[Exercise task]
Every line below should be repeated exactly.

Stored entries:
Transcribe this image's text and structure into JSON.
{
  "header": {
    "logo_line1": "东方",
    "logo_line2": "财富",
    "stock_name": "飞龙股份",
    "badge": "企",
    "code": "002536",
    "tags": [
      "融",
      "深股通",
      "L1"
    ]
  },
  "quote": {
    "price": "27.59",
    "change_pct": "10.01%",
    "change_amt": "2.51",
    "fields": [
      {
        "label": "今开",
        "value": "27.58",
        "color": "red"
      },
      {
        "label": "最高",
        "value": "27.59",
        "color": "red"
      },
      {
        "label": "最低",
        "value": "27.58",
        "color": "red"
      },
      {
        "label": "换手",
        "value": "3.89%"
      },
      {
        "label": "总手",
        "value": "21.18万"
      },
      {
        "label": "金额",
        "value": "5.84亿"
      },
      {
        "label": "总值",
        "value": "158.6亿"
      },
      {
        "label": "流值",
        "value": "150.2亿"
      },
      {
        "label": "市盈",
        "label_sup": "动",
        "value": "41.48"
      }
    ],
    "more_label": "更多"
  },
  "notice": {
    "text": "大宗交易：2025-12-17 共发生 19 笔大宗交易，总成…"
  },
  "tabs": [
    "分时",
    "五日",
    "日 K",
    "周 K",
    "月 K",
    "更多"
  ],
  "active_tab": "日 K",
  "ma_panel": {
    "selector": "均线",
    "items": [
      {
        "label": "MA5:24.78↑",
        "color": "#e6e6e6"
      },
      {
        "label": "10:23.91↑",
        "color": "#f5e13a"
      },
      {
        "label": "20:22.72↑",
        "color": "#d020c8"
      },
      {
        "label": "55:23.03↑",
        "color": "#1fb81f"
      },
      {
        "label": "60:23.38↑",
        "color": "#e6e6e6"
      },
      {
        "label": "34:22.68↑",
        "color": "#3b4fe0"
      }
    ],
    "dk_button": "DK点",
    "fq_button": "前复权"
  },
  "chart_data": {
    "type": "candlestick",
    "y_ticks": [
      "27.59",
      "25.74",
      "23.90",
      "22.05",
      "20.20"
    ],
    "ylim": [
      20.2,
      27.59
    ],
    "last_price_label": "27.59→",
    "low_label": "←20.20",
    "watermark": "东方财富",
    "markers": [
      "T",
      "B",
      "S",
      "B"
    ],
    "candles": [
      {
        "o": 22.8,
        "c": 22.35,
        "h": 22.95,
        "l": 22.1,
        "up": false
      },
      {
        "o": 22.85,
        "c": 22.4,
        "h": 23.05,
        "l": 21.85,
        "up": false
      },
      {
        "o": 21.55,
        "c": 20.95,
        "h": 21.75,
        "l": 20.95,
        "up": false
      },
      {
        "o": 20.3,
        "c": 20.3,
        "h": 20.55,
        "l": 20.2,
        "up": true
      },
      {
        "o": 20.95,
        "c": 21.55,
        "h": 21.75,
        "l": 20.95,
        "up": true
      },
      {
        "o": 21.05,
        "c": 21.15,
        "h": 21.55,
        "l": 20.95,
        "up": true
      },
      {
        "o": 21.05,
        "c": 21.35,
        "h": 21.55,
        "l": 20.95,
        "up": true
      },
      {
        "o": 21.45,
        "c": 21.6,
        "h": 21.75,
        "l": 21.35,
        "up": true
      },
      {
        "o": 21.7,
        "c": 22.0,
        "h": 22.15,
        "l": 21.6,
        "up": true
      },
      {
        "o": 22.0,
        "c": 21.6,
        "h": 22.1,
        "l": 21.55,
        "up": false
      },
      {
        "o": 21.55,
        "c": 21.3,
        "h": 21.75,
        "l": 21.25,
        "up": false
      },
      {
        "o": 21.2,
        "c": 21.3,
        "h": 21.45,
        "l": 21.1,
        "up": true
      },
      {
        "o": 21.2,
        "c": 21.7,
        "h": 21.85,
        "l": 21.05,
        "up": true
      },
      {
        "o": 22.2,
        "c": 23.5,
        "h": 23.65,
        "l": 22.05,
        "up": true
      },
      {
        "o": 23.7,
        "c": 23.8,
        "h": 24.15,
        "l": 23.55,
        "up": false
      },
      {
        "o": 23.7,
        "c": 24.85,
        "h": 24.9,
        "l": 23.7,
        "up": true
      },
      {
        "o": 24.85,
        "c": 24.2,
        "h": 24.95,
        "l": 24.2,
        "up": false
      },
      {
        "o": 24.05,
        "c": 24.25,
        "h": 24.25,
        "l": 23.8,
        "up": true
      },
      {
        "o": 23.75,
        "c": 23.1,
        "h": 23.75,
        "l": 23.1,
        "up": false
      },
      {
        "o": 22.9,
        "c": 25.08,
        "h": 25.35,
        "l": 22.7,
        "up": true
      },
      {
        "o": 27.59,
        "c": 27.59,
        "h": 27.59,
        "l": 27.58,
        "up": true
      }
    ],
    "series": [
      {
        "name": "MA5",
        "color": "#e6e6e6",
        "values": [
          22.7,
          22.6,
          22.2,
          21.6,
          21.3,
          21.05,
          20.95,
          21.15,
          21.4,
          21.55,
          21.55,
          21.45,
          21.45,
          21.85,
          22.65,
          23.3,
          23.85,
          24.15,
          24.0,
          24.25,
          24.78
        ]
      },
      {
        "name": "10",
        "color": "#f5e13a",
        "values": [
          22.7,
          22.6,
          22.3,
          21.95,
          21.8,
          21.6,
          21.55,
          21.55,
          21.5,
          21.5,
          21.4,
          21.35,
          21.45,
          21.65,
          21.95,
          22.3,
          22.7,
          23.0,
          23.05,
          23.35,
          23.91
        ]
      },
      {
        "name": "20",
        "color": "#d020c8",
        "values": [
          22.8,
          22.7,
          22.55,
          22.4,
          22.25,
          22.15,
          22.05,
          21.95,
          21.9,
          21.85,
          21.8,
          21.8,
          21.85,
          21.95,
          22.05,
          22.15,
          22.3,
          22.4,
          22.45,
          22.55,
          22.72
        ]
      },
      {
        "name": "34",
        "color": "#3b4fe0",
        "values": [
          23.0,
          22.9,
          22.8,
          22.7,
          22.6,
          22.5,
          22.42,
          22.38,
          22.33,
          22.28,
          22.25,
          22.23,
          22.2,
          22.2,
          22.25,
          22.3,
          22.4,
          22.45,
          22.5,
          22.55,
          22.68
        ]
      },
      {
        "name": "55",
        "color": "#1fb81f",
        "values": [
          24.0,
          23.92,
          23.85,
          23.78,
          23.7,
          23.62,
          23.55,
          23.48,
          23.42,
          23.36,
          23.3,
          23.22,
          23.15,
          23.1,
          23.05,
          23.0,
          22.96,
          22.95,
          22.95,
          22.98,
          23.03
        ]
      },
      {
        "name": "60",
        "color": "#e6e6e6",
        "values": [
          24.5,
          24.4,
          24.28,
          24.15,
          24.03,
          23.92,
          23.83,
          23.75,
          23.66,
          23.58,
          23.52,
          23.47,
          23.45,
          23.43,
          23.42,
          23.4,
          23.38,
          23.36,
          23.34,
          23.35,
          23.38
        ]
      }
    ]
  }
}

[The solution]
Transcribe this image's text and structure into JSON.
{
  "header": {
    "logo_line1": "东方",
    "logo_line2": "财富",
    "stock_name": "飞龙股份",
    "badge": "企",
    "code": "002536",
    "tags": [
      "融",
      "深股通",
      "L1"
    ]
  },
  "quote": {
    "price": "27.59",
    "change_pct": "10.01%",
    "change_amt": "2.51",
    "fields": [
      {
        "label": "今开",
        "value": "27.58",
        "color": "red"
      },
      {
        "label": "最高",
        "value": "27.59",
        "color": "red"
      },
      {
        "label": "最低",
        "value": "27.58",
        "color": "red"
      },
      {
        "label": "换手",
        "value": "3.89%"
      },
      {
        "label": "总手",
        "value": "21.18万"
      },
      {
        "label": "金额",
        "value": "5.84亿"
      },
      {
        "label": "总值",
        "value": "158.6亿"
      },
      {
        "label": "流值",
        "value": "150.2亿"
      },
      {
        "label": "市盈",
        "label_sup": "动",
        "value": "41.48"
      }
    ],
    "more_label": "更多"
  },
  "notice": {
    "text": "大宗交易：2025-12-17 共发生 19 笔大宗交易，总成…"
  },
  "tabs": [
    "分时",
    "五日",
    "日 K",
    "周 K",
    "月 K",
    "更多"
  ],
  "active_tab": "日 K",
  "ma_panel": {
    "selector": "均线",
    "items": [
      {
        "label": "MA5:24.78↑",
        "color": "#e6e6e6"
      },
      {
        "label": "10:23.91↑",
        "color": "#f5e13a"
      },
      {
        "label": "20:22.72↑",
        "color": "#d020c8"
      },
      {
        "label": "55:23.03↑",
        "color": "#1fb81f"
      },
      {
        "label": "60:23.38↑",
        "color": "#e6e6e6"
      },
      {
        "label": "34:22.68↑",
        "color": "#3b4fe0"
      }
    ],
    "dk_button": "DK点",
    "fq_button": "前复权"
  },
  "chart_data": {
    "type": "candlestick",
    "y_ticks": [
      "27.59",
      "25.74",
      "23.90",
      "22.05",
      "20.20"
    ],
    "ylim": [
      20.2,
      27.59
    ],
    "last_price_label": "27.59→",
    "low_label": "←20.20",
    "watermark": "东方财富",
    "markers": [
      "T",
      "B",
      "S",
      "B"
    ],
    "candles": [
      {
        "o": 22.8,
        "c": 22.35,
        "h": 22.95,
        "l": 22.1,
        "up": false
      },
      {
        "o": 22.85,
        "c": 22.4,
        "h": 23.05,
        "l": 21.85,
        "up": false
      },
      {
        "o": 21.55,
        "c": 20.95,
        "h": 21.75,
        "l": 20.95,
        "up": false
      },
      {
        "o": 20.3,
        "c": 20.3,
        "h": 20.55,
        "l": 20.2,
        "up": true
      },
      {
        "o": 20.95,
        "c": 21.55,
        "h": 21.75,
        "l": 20.95,
        "up": true
      },
      {
        "o": 21.05,
        "c": 21.15,
        "h": 21.55,
        "l": 20.95,
        "up": true
      },
      {
        "o": 21.05,
        "c": 21.35,
        "h": 21.55,
        "l": 20.95,
        "up": true
      },
      {
        "o": 21.45,
        "c": 21.6,
        "h": 21.75,
        "l": 21.35,
        "up": true
      },
      {
        "o": 21.7,
        "c": 22.0,
        "h": 22.15,
        "l": 21.6,
        "up": true
      },
      {
        "o": 22.0,
        "c": 21.6,
        "h": 22.1,
        "l": 21.55,
        "up": false
      },
      {
        "o": 21.55,
        "c": 21.3,
        "h": 21.75,
        "l": 21.25,
        "up": false
      },
      {
        "o": 21.2,
        "c": 21.3,
        "h": 21.45,
        "l": 21.1,
        "up": true
      },
      {
        "o": 21.2,
        "c": 21.7,
        "h": 21.85,
        "l": 21.05,
        "up": true
      },
      {
        "o": 22.2,
        "c": 23.5,
        "h": 23.65,
        "l": 22.05,
        "up": true
      },
      {
        "o": 23.7,
        "c": 23.8,
        "h": 24.15,
        "l": 23.55,
        "up": false
      },
      {
        "o": 23.7,
        "c": 24.85,
        "h": 24.9,
        "l": 23.7,
        "up": true
      },
      {
        "o": 24.85,
        "c": 24.2,
        "h": 24.95,
        "l": 24.2,
        "up": false
      },
      {
        "o": 24.05,
        "c": 24.25,
        "h": 24.25,
        "l": 23.8,
        "up": true
      },
      {
        "o": 23.75,
        "c": 23.1,
        "h": 23.75,
        "l": 23.1,
        "up": false
      },
      {
        "o": 22.9,
        "c": 25.08,
        "h": 25.35,
        "l": 22.7,
        "up": true
      },
      {
        "o": 27.59,
        "c": 27.59,
        "h": 27.59,
        "l": 27.58,
        "up": true
      }
    ],
    "series": [
      {
        "name": "MA5",
        "color": "#e6e6e6",
        "values": [
          22.7,
          22.6,
          22.2,
          21.6,
          21.3,
          21.05,
          20.95,
          21.15,
          21.4,
          21.55,
          21.55,
          21.45,
          21.45,
          21.85,
          22.65,
          23.3,
          23.85,
          24.15,
          24.0,
          24.25,
          24.78
        ]
      },
      {
        "name": "10",
        "color": "#f5e13a",
        "values": [
          22.7,
          22.6,
          22.3,
          21.95,
          21.8,
          21.6,
          21.55,
          21.55,
          21.5,
          21.5,
          21.4,
          21.35,
          21.45,
          21.65,
          21.95,
          22.3,
          22.7,
          23.0,
          23.05,
          23.35,
          23.91
        ]
      },
      {
        "name": "20",
        "color": "#d020c8",
        "values": [
          22.8,
          22.7,
          22.55,
          22.4,
          22.25,
          22.15,
          22.05,
          21.95,
          21.9,
          21.85,
          21.8,
          21.8,
          21.85,
          21.95,
          22.05,
          22.15,
          22.3,
          22.4,
          22.45,
          22.55,
          22.72
        ]
      },
      {
        "name": "34",
        "color": "#3b4fe0",
        "values": [
          23.0,
          22.9,
          22.8,
          22.7,
          22.6,
          22.5,
          22.42,
          22.38,
          22.33,
          22.28,
          22.25,
          22.23,
          22.2,
          22.2,
          22.25,
          22.3,
          22.4,
          22.45,
          22.5,
          22.55,
          22.68
        ]
      },
      {
        "name": "55",
        "color": "#1fb81f",
        "values": [
          24.0,
          23.92,
          23.85,
          23.78,
          23.7,
          23.62,
          23.55,
          23.48,
          23.42,
          23.36,
          23.3,
          23.22,
          23.15,
          23.1,
          23.05,
          23.0,
          22.96,
          22.95,
          22.95,
          22.98,
          23.03
        ]
      },
      {
        "name": "60",
        "color": "#e6e6e6",
        "values": [
          24.5,
          24.4,
          24.28,
          24.15,
          24.03,
          23.92,
          23.83,
          23.75,
          23.66,
          23.58,
          23.52,
          23.47,
          23.45,
          23.43,
          23.42,
          23.4,
          23.38,
          23.36,
          23.34,
          23.35,
          23.38
        ]
      }
    ]
  }
}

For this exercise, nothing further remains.